-- Problem details --
How many lines in the entries below contain "Virtual"? Answer with the number only.

-- Working data --
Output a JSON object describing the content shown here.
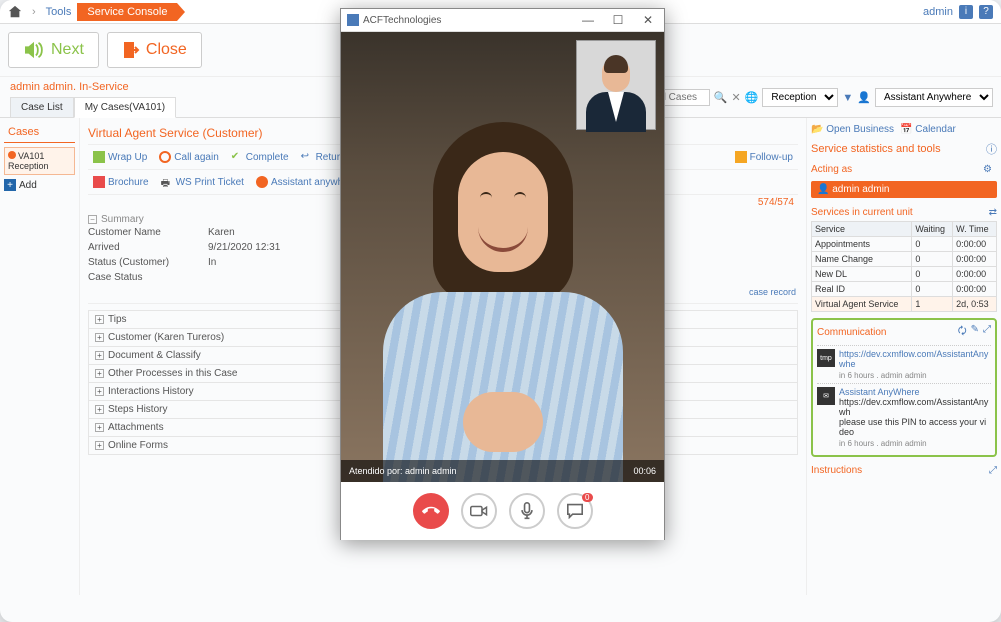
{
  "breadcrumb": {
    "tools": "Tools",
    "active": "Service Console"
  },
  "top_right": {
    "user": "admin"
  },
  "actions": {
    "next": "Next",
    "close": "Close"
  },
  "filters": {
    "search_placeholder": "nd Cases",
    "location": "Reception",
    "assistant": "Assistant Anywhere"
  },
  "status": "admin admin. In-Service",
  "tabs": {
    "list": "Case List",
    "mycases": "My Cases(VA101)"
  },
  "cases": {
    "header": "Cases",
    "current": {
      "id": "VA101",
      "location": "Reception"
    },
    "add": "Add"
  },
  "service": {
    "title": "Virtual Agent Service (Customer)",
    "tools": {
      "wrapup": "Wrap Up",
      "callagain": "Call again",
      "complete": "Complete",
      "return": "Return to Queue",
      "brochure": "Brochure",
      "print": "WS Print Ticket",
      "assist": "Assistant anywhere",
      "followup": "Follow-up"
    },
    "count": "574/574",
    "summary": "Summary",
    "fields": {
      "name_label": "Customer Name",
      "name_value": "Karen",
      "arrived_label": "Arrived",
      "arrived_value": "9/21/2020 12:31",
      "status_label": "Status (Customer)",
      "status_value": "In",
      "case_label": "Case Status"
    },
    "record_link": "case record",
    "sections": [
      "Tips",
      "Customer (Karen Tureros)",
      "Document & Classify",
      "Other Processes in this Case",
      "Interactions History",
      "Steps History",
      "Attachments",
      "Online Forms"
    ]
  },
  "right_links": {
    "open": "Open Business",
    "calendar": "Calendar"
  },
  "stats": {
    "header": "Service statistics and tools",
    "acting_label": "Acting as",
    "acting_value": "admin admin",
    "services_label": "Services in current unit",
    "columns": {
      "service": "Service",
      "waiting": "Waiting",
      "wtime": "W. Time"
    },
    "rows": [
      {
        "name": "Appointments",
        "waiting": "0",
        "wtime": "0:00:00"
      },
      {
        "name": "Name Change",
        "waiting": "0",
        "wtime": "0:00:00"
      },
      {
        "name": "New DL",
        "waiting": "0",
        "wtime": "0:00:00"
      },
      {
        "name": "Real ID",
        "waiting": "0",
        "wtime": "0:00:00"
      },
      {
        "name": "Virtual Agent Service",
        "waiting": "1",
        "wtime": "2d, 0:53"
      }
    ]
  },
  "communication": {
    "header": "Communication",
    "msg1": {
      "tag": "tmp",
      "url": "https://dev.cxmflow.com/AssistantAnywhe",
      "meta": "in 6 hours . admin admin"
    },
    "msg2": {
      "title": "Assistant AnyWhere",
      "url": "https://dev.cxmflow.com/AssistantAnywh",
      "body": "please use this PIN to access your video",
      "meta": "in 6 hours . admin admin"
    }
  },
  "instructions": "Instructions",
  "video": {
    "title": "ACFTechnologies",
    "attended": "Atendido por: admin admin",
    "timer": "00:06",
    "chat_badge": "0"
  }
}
--
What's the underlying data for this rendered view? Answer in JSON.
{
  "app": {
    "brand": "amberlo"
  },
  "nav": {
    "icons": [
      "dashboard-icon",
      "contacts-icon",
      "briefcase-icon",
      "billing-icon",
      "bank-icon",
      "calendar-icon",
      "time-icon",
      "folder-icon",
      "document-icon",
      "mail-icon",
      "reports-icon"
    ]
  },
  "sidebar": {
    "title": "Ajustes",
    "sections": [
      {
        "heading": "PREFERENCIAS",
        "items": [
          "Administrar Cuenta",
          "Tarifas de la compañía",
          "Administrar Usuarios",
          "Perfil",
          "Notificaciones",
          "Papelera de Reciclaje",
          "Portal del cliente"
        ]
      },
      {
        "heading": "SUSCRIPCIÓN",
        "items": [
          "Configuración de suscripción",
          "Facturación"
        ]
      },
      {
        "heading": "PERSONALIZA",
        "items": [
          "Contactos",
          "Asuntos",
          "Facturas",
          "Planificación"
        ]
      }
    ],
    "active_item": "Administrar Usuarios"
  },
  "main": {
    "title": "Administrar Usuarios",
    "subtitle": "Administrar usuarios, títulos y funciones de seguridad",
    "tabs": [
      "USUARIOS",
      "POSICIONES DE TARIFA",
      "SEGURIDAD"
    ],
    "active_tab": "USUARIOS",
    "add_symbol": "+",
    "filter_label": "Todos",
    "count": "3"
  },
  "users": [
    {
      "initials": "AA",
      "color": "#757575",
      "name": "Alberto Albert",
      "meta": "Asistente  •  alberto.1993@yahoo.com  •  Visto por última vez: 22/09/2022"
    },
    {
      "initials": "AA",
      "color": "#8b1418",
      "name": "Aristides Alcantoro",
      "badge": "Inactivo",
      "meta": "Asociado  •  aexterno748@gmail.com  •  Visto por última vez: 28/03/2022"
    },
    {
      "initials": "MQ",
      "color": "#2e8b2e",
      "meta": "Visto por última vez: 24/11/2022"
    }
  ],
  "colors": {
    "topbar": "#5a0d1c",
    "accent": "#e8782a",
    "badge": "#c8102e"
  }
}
...
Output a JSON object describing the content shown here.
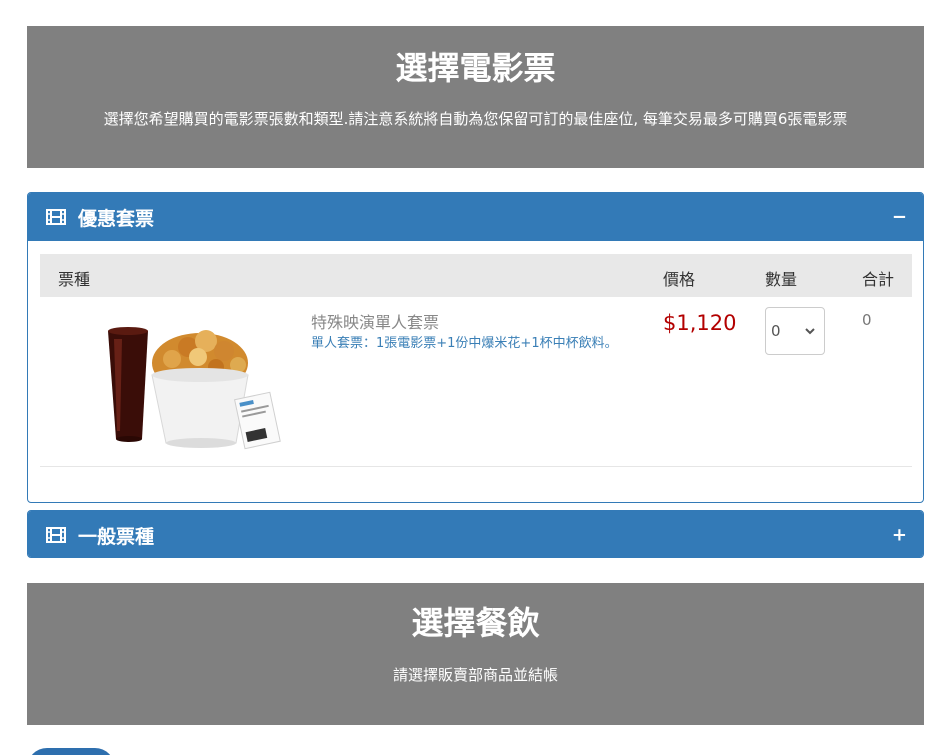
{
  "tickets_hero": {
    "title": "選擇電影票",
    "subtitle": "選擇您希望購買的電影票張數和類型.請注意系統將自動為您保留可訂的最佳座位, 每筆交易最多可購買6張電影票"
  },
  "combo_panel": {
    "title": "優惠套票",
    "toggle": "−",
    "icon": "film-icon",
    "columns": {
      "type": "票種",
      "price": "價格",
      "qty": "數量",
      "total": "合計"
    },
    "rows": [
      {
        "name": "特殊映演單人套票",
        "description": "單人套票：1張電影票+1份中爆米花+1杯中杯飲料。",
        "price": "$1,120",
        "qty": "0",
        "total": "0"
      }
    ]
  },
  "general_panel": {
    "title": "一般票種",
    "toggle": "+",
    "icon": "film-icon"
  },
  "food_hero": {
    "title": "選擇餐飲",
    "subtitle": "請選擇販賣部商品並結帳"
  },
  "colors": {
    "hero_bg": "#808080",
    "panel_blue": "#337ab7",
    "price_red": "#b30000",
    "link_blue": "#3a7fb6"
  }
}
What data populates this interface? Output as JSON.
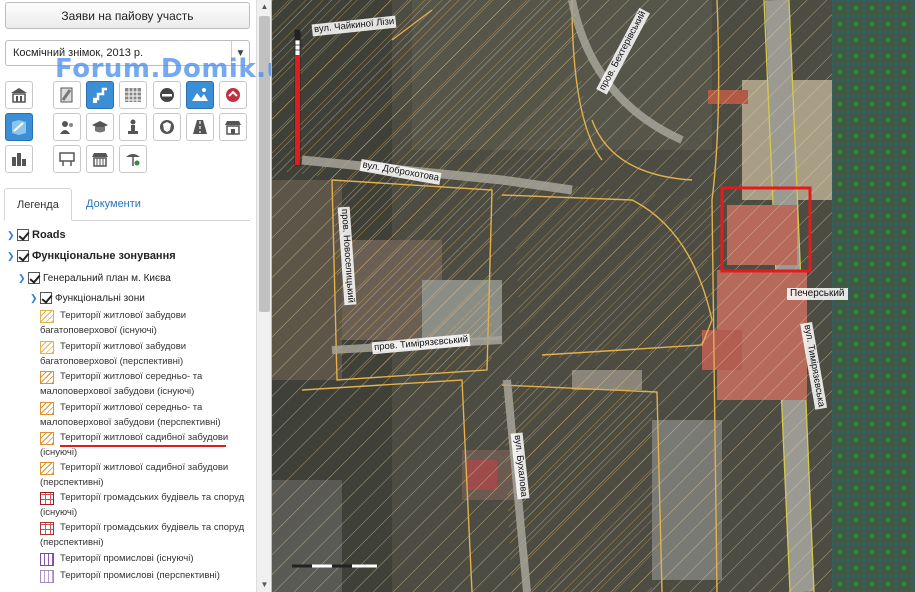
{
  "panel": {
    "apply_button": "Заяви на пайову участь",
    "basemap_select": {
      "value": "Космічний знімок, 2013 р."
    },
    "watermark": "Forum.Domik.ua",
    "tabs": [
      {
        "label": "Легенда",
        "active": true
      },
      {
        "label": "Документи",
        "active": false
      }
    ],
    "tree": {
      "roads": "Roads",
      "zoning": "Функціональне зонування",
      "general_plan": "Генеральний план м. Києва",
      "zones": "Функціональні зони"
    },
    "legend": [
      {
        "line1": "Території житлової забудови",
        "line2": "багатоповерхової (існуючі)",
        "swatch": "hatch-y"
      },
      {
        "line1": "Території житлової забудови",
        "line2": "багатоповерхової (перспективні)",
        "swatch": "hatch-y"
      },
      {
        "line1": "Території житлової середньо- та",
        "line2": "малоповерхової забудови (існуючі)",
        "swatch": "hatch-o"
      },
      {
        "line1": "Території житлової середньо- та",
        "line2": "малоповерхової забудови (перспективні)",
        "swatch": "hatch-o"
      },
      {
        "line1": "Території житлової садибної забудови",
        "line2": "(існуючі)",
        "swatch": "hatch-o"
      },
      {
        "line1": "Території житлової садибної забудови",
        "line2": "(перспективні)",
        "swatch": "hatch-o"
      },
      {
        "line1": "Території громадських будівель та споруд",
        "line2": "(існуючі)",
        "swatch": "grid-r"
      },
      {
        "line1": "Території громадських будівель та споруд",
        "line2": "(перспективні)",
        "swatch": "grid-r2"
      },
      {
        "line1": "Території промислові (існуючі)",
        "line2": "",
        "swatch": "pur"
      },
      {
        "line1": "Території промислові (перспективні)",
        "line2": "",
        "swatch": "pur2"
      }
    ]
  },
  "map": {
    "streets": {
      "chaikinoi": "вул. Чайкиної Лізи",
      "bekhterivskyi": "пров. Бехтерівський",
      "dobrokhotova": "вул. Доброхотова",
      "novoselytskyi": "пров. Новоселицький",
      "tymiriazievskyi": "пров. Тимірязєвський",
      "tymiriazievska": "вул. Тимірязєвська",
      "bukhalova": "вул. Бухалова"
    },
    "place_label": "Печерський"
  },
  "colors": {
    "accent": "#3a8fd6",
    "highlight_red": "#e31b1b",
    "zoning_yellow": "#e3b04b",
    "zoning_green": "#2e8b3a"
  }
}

-- Correct result --
2